-- start THE INPUT --
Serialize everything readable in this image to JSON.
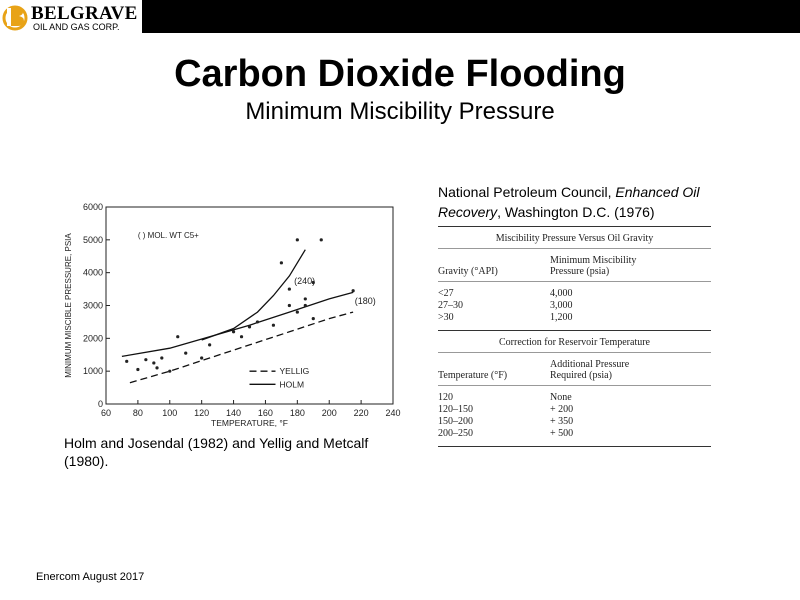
{
  "logo": {
    "name": "BELGRAVE",
    "sub": "OIL AND GAS CORP."
  },
  "title": "Carbon Dioxide Flooding",
  "subtitle": "Minimum Miscibility Pressure",
  "chart_data": {
    "type": "line",
    "xlabel": "TEMPERATURE, °F",
    "ylabel": "MINIMUM MISCIBLE PRESSURE, PSIA",
    "xlim": [
      60,
      240
    ],
    "ylim": [
      0,
      6000
    ],
    "x_ticks": [
      "60",
      "80",
      "100",
      "120",
      "140",
      "160",
      "180",
      "200",
      "220",
      "240"
    ],
    "y_ticks": [
      "0",
      "1000",
      "2000",
      "3000",
      "4000",
      "5000",
      "6000"
    ],
    "annotation": "( ) MOL. WT C5+",
    "legend": [
      "YELLIG",
      "HOLM"
    ],
    "legend_position": "bottom-right",
    "curve_labels": [
      "(240)",
      "(180)"
    ],
    "series": [
      {
        "name": "YELLIG",
        "style": "dashed",
        "x": [
          75,
          100,
          125,
          150,
          175,
          200,
          215
        ],
        "y": [
          650,
          1000,
          1400,
          1800,
          2200,
          2600,
          2800
        ]
      },
      {
        "name": "HOLM",
        "style": "solid",
        "x": [
          70,
          100,
          125,
          150,
          175,
          200,
          215
        ],
        "y": [
          1450,
          1700,
          2050,
          2400,
          2800,
          3200,
          3400
        ]
      },
      {
        "name": "(240)",
        "style": "solid",
        "x": [
          120,
          140,
          155,
          165,
          175,
          185
        ],
        "y": [
          1950,
          2300,
          2800,
          3300,
          3900,
          4700
        ]
      },
      {
        "name": "points",
        "style": "markers",
        "x": [
          73,
          80,
          85,
          90,
          92,
          95,
          100,
          105,
          110,
          120,
          125,
          140,
          145,
          150,
          155,
          165,
          170,
          175,
          175,
          180,
          185,
          185,
          190,
          190,
          195,
          215,
          180
        ],
        "y": [
          1300,
          1050,
          1350,
          1250,
          1100,
          1400,
          1000,
          2050,
          1550,
          1400,
          1800,
          2200,
          2050,
          2350,
          2500,
          2400,
          4300,
          3000,
          3500,
          2800,
          3000,
          3200,
          3700,
          2600,
          5000,
          3450,
          5000
        ]
      }
    ]
  },
  "cite_left": "Holm and Josendal (1982) and Yellig and Metcalf (1980).",
  "ref": {
    "part1": "National Petroleum Council, ",
    "italic": "Enhanced Oil Recovery",
    "part2": ", Washington D.C. (1976)"
  },
  "table1": {
    "caption": "Miscibility Pressure Versus Oil Gravity",
    "col1": "Gravity (°API)",
    "col2a": "Minimum Miscibility",
    "col2b": "Pressure (psia)",
    "rows": [
      {
        "a": "<27",
        "b": "4,000"
      },
      {
        "a": "27–30",
        "b": "3,000"
      },
      {
        "a": ">30",
        "b": "1,200"
      }
    ]
  },
  "table2": {
    "caption": "Correction for Reservoir Temperature",
    "col1": "Temperature (°F)",
    "col2a": "Additional Pressure",
    "col2b": "Required (psia)",
    "rows": [
      {
        "a": "120",
        "b": "None"
      },
      {
        "a": "120–150",
        "b": "+ 200"
      },
      {
        "a": "150–200",
        "b": "+ 350"
      },
      {
        "a": "200–250",
        "b": "+ 500"
      }
    ]
  },
  "footer": "Enercom August 2017"
}
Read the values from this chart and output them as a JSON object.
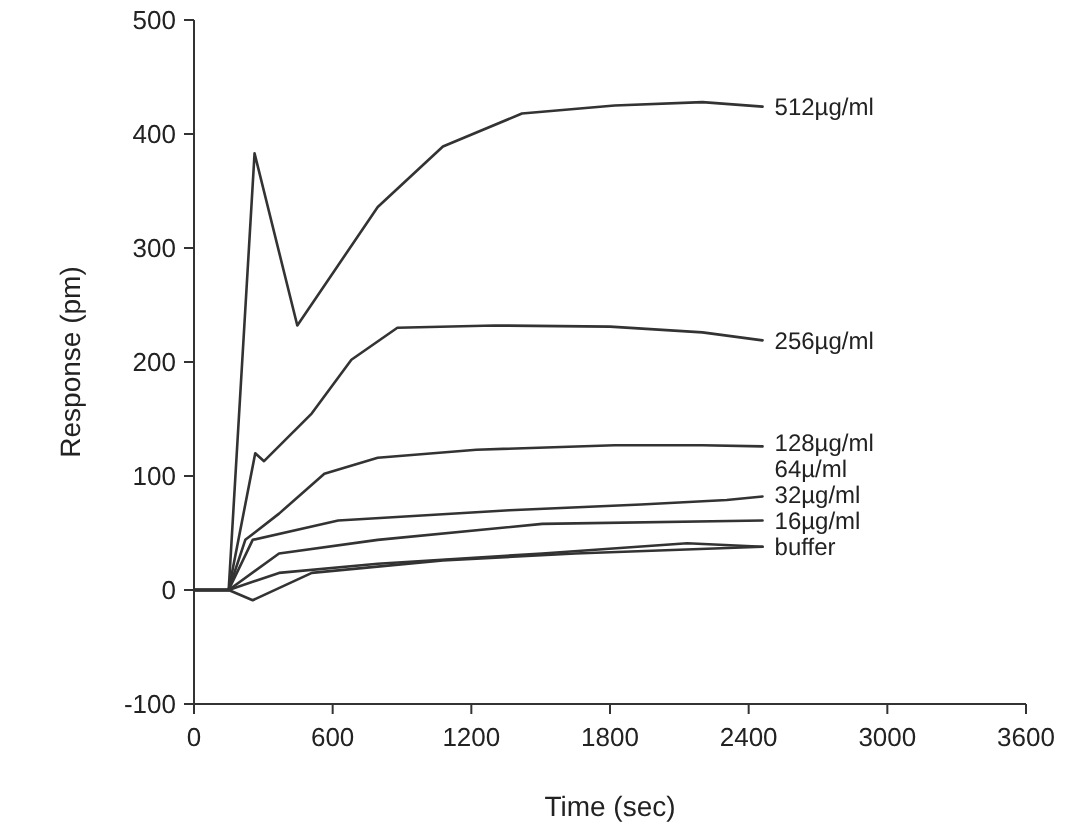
{
  "chart_data": {
    "type": "line",
    "xlabel": "Time (sec)",
    "ylabel": "Response (pm)",
    "xlim": [
      0,
      3600
    ],
    "xticks": [
      0,
      600,
      1200,
      1800,
      2400,
      3000,
      3600
    ],
    "ylim": [
      -100,
      500
    ],
    "yticks": [
      -100,
      0,
      100,
      200,
      300,
      400,
      500
    ],
    "grid": false,
    "marker": "none",
    "line_style": "solid",
    "series": [
      {
        "name": "512µg/ml",
        "color": "#333333",
        "x": [
          0,
          150,
          262,
          447,
          795,
          1077,
          1419,
          1820,
          2200,
          2460
        ],
        "values": [
          0,
          0,
          383,
          232,
          336,
          389,
          418,
          425,
          428,
          424
        ]
      },
      {
        "name": "256µg/ml",
        "color": "#333333",
        "x": [
          0,
          150,
          265,
          303,
          510,
          681,
          880,
          1300,
          1800,
          2200,
          2460
        ],
        "values": [
          0,
          0,
          120,
          113,
          155,
          202,
          230,
          232,
          231,
          226,
          219
        ]
      },
      {
        "name": "128µg/ml",
        "color": "#333333",
        "x": [
          0,
          150,
          222,
          368,
          564,
          795,
          1222,
          1820,
          2200,
          2460
        ],
        "values": [
          0,
          0,
          44,
          67,
          102,
          116,
          123,
          127,
          127,
          126
        ]
      },
      {
        "name": "64µ/ml",
        "color": "#333333",
        "x": [
          0,
          150,
          254,
          624,
          1365,
          1934,
          2305,
          2460
        ],
        "values": [
          0,
          0,
          44,
          61,
          70,
          75,
          79,
          82
        ]
      },
      {
        "name": "32µg/ml",
        "color": "#333333",
        "x": [
          0,
          150,
          368,
          795,
          1507,
          2460
        ],
        "values": [
          0,
          0,
          32,
          44,
          58,
          61
        ]
      },
      {
        "name": "16µg/ml",
        "color": "#333333",
        "x": [
          0,
          150,
          368,
          795,
          1507,
          2134,
          2460
        ],
        "values": [
          0,
          0,
          15,
          23,
          32,
          41,
          38
        ]
      },
      {
        "name": "buffer",
        "color": "#333333",
        "x": [
          0,
          150,
          254,
          510,
          1077,
          1650,
          2460
        ],
        "values": [
          0,
          0,
          -9,
          15,
          26,
          32,
          38
        ]
      }
    ]
  }
}
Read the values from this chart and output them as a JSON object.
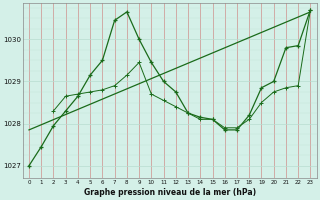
-- end THE INPUT --
[EXERCISE DIRECTIONS] Quote the material in full and exactly; do not carry over its pictures.

[TASK ANSWER]
Serialize everything readable in this image to JSON.
{
  "logo": {
    "name": "BELGRAVE",
    "sub": "OIL AND GAS CORP."
  },
  "title": "Carbon Dioxide Flooding",
  "subtitle": "Minimum Miscibility Pressure",
  "chart_data": {
    "type": "line",
    "xlabel": "TEMPERATURE, °F",
    "ylabel": "MINIMUM MISCIBLE PRESSURE, PSIA",
    "xlim": [
      60,
      240
    ],
    "ylim": [
      0,
      6000
    ],
    "x_ticks": [
      "60",
      "80",
      "100",
      "120",
      "140",
      "160",
      "180",
      "200",
      "220",
      "240"
    ],
    "y_ticks": [
      "0",
      "1000",
      "2000",
      "3000",
      "4000",
      "5000",
      "6000"
    ],
    "annotation": "( ) MOL. WT C5+",
    "legend": [
      "YELLIG",
      "HOLM"
    ],
    "legend_position": "bottom-right",
    "curve_labels": [
      "(240)",
      "(180)"
    ],
    "series": [
      {
        "name": "YELLIG",
        "style": "dashed",
        "x": [
          75,
          100,
          125,
          150,
          175,
          200,
          215
        ],
        "y": [
          650,
          1000,
          1400,
          1800,
          2200,
          2600,
          2800
        ]
      },
      {
        "name": "HOLM",
        "style": "solid",
        "x": [
          70,
          100,
          125,
          150,
          175,
          200,
          215
        ],
        "y": [
          1450,
          1700,
          2050,
          2400,
          2800,
          3200,
          3400
        ]
      },
      {
        "name": "(240)",
        "style": "solid",
        "x": [
          120,
          140,
          155,
          165,
          175,
          185
        ],
        "y": [
          1950,
          2300,
          2800,
          3300,
          3900,
          4700
        ]
      },
      {
        "name": "points",
        "style": "markers",
        "x": [
          73,
          80,
          85,
          90,
          92,
          95,
          100,
          105,
          110,
          120,
          125,
          140,
          145,
          150,
          155,
          165,
          170,
          175,
          175,
          180,
          185,
          185,
          190,
          190,
          195,
          215,
          180
        ],
        "y": [
          1300,
          1050,
          1350,
          1250,
          1100,
          1400,
          1000,
          2050,
          1550,
          1400,
          1800,
          2200,
          2050,
          2350,
          2500,
          2400,
          4300,
          3000,
          3500,
          2800,
          3000,
          3200,
          3700,
          2600,
          5000,
          3450,
          5000
        ]
      }
    ]
  },
  "cite_left": "Holm and Josendal (1982) and Yellig and Metcalf (1980).",
  "ref": {
    "part1": "National Petroleum Council, ",
    "italic": "Enhanced Oil Recovery",
    "part2": ", Washington D.C. (1976)"
  },
  "table1": {
    "caption": "Miscibility Pressure Versus Oil Gravity",
    "col1": "Gravity (°API)",
    "col2a": "Minimum Miscibility",
    "col2b": "Pressure (psia)",
    "rows": [
      {
        "a": "<27",
        "b": "4,000"
      },
      {
        "a": "27–30",
        "b": "3,000"
      },
      {
        "a": ">30",
        "b": "1,200"
      }
    ]
  },
  "table2": {
    "caption": "Correction for Reservoir Temperature",
    "col1": "Temperature (°F)",
    "col2a": "Additional Pressure",
    "col2b": "Required (psia)",
    "rows": [
      {
        "a": "120",
        "b": "None"
      },
      {
        "a": "120–150",
        "b": "+ 200"
      },
      {
        "a": "150–200",
        "b": "+ 350"
      },
      {
        "a": "200–250",
        "b": "+ 500"
      }
    ]
  },
  "footer": "Enercom August 2017"
}
Read the values from this chart and output them as a JSON object.
{
  "chart_data": {
    "type": "line",
    "xlabel": "Time (sec)",
    "ylabel": "Response (pm)",
    "xlim": [
      0,
      3600
    ],
    "xticks": [
      0,
      600,
      1200,
      1800,
      2400,
      3000,
      3600
    ],
    "ylim": [
      -100,
      500
    ],
    "yticks": [
      -100,
      0,
      100,
      200,
      300,
      400,
      500
    ],
    "grid": false,
    "marker": "none",
    "line_style": "solid",
    "series": [
      {
        "name": "512µg/ml",
        "color": "#333333",
        "x": [
          0,
          150,
          262,
          447,
          795,
          1077,
          1419,
          1820,
          2200,
          2460
        ],
        "values": [
          0,
          0,
          383,
          232,
          336,
          389,
          418,
          425,
          428,
          424
        ]
      },
      {
        "name": "256µg/ml",
        "color": "#333333",
        "x": [
          0,
          150,
          265,
          303,
          510,
          681,
          880,
          1300,
          1800,
          2200,
          2460
        ],
        "values": [
          0,
          0,
          120,
          113,
          155,
          202,
          230,
          232,
          231,
          226,
          219
        ]
      },
      {
        "name": "128µg/ml",
        "color": "#333333",
        "x": [
          0,
          150,
          222,
          368,
          564,
          795,
          1222,
          1820,
          2200,
          2460
        ],
        "values": [
          0,
          0,
          44,
          67,
          102,
          116,
          123,
          127,
          127,
          126
        ]
      },
      {
        "name": "64µ/ml",
        "color": "#333333",
        "x": [
          0,
          150,
          254,
          624,
          1365,
          1934,
          2305,
          2460
        ],
        "values": [
          0,
          0,
          44,
          61,
          70,
          75,
          79,
          82
        ]
      },
      {
        "name": "32µg/ml",
        "color": "#333333",
        "x": [
          0,
          150,
          368,
          795,
          1507,
          2460
        ],
        "values": [
          0,
          0,
          32,
          44,
          58,
          61
        ]
      },
      {
        "name": "16µg/ml",
        "color": "#333333",
        "x": [
          0,
          150,
          368,
          795,
          1507,
          2134,
          2460
        ],
        "values": [
          0,
          0,
          15,
          23,
          32,
          41,
          38
        ]
      },
      {
        "name": "buffer",
        "color": "#333333",
        "x": [
          0,
          150,
          254,
          510,
          1077,
          1650,
          2460
        ],
        "values": [
          0,
          0,
          -9,
          15,
          26,
          32,
          38
        ]
      }
    ]
  }
}
Read the values from this chart and output them as a JSON object.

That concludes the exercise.